TASK TO CARRY OUT: Could you copy each line of the listing below that has the word "Puat"?

DATA IN THIS EXERCISE:
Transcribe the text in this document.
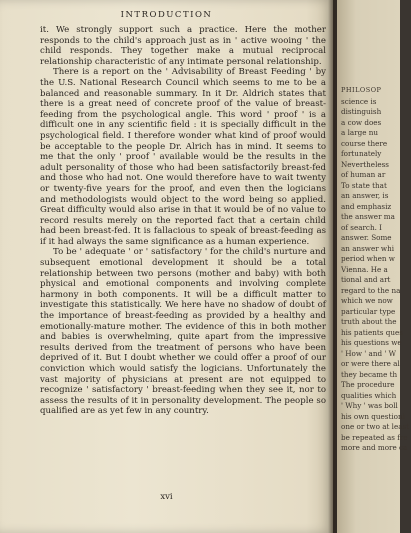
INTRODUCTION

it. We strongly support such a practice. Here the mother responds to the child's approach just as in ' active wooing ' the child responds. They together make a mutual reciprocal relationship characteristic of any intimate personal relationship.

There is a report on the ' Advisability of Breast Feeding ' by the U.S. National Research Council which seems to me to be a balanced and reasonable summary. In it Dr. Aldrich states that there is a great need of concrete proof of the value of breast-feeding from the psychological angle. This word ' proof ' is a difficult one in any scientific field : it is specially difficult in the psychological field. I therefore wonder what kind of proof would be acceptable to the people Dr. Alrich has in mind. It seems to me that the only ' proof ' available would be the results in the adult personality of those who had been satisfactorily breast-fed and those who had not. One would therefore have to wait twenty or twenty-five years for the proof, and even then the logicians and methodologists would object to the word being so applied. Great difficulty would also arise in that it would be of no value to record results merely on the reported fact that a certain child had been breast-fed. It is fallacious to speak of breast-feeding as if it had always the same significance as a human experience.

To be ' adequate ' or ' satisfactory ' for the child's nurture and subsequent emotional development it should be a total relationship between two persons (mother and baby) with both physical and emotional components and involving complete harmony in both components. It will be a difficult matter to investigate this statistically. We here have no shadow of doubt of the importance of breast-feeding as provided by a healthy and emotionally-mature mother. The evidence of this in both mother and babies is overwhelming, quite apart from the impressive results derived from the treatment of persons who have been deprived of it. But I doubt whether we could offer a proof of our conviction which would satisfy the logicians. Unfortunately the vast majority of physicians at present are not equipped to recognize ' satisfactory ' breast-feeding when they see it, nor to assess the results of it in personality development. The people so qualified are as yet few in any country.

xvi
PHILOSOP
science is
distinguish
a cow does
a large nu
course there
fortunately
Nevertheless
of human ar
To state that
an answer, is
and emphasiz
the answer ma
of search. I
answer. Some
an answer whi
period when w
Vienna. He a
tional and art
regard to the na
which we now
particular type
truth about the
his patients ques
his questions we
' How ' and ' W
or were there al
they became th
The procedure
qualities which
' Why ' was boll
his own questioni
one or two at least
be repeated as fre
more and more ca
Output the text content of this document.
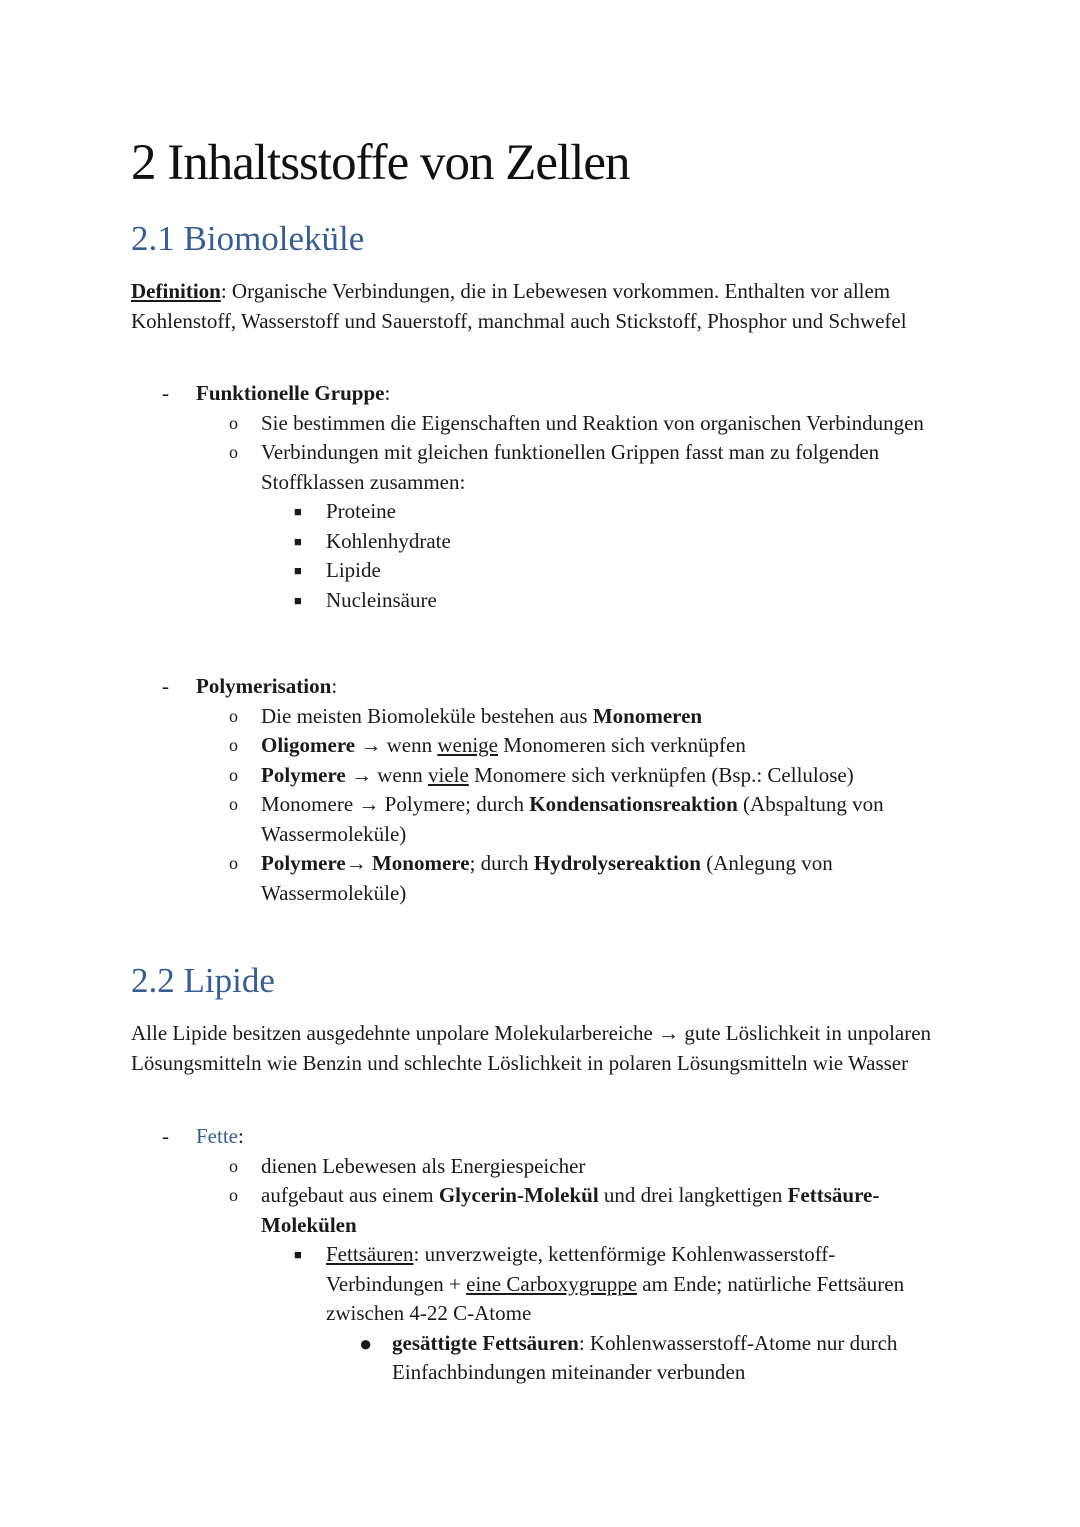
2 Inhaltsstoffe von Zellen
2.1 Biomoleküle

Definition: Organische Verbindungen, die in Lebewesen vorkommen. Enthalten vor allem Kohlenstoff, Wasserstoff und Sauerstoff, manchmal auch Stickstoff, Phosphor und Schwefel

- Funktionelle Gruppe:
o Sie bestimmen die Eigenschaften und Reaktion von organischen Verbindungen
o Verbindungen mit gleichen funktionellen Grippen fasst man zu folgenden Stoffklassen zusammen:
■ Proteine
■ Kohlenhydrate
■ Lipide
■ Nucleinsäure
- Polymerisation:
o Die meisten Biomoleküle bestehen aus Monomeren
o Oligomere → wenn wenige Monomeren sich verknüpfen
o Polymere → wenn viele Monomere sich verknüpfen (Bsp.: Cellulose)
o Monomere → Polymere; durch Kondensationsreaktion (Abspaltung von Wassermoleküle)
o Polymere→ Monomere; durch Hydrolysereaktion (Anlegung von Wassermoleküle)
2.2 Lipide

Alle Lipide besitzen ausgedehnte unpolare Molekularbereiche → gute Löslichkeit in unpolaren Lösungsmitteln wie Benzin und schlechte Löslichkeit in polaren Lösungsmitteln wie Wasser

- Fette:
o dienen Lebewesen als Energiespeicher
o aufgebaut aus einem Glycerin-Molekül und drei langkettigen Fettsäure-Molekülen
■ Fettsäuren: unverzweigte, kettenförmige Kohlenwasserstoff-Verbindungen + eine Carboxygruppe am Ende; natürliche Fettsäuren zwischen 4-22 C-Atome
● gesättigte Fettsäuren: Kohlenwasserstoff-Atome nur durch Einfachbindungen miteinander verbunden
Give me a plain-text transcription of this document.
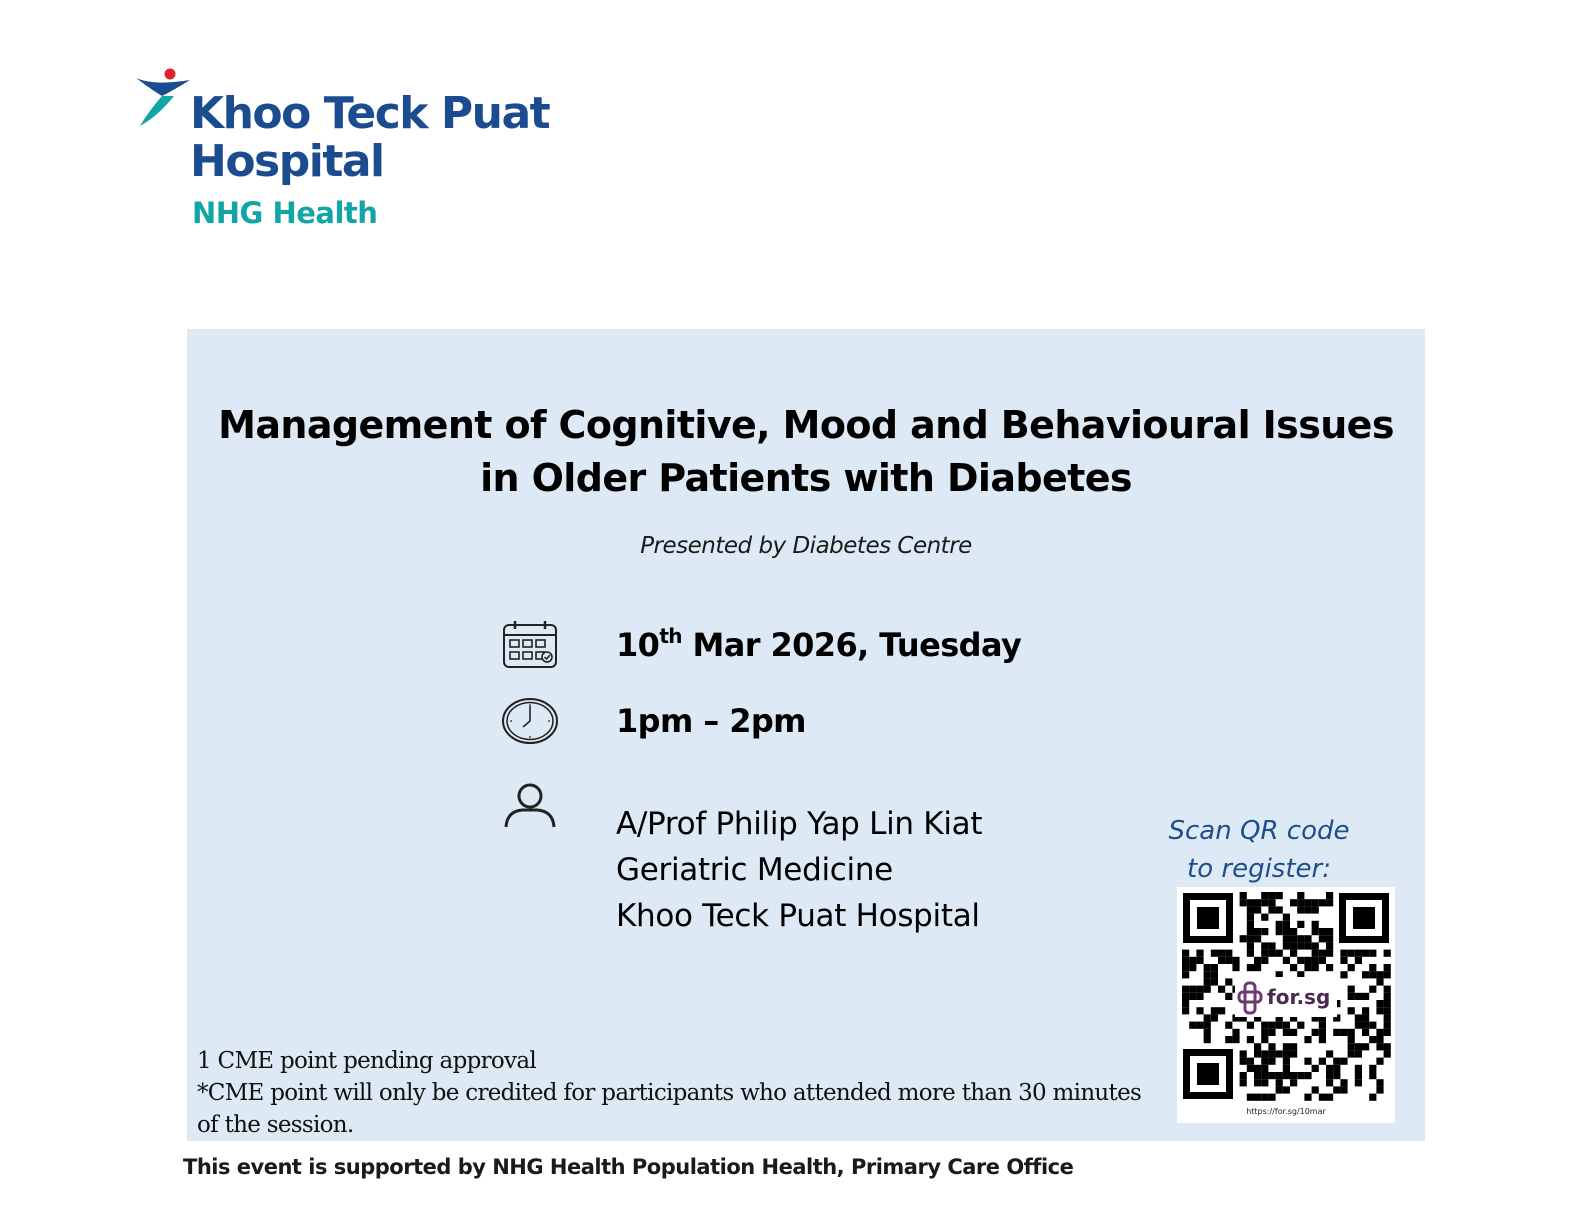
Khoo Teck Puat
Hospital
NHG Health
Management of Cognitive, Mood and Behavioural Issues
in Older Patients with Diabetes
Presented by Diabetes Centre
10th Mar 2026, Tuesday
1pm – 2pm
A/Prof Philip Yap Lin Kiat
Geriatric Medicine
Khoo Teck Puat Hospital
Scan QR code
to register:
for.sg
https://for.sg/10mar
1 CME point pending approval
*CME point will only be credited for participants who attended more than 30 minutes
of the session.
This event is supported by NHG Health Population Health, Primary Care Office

YOUR RESPONSE:
Khoo Teck Puat
Khoo Teck Puat Hospital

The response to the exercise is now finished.